* [AIM]: Output every line exactly as written. Leave out pictures.

start MATERIAL PROVIDED

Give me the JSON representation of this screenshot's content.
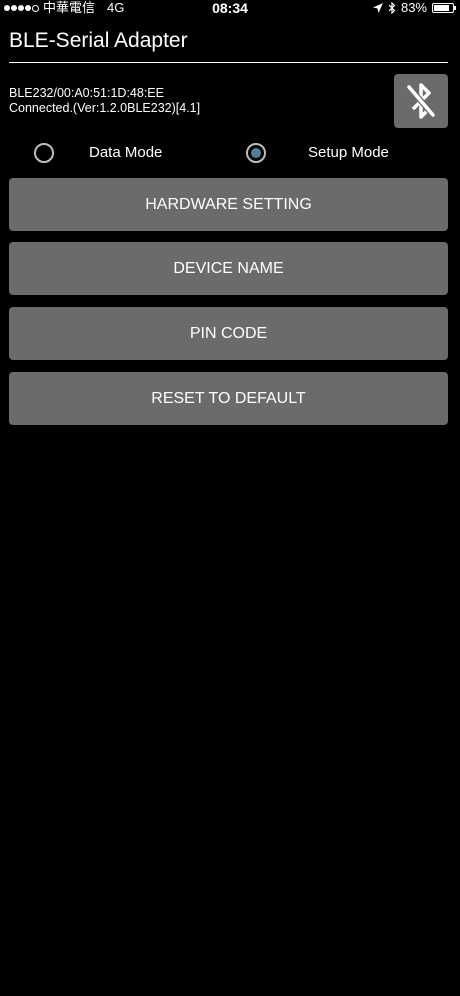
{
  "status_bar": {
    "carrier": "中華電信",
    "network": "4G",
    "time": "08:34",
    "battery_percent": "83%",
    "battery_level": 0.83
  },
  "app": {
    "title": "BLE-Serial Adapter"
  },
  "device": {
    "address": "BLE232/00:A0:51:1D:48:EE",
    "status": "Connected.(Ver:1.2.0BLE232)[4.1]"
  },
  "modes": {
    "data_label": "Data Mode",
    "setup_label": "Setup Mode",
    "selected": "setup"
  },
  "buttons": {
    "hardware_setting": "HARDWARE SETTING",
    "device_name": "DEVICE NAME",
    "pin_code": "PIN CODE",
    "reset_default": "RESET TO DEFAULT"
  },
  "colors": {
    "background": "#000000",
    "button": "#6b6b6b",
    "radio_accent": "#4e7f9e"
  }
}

end MATERIAL PROVIDED

* [EXPECTED ANSWER]:
Give me the JSON representation of this screenshot's content.
{
  "status_bar": {
    "carrier": "中華電信",
    "network": "4G",
    "time": "08:34",
    "battery_percent": "83%",
    "battery_level": 0.83
  },
  "app": {
    "title": "BLE-Serial Adapter"
  },
  "device": {
    "address": "BLE232/00:A0:51:1D:48:EE",
    "status": "Connected.(Ver:1.2.0BLE232)[4.1]"
  },
  "modes": {
    "data_label": "Data Mode",
    "setup_label": "Setup Mode",
    "selected": "setup"
  },
  "buttons": {
    "hardware_setting": "HARDWARE SETTING",
    "device_name": "DEVICE NAME",
    "pin_code": "PIN CODE",
    "reset_default": "RESET TO DEFAULT"
  },
  "colors": {
    "background": "#000000",
    "button": "#6b6b6b",
    "radio_accent": "#4e7f9e"
  }
}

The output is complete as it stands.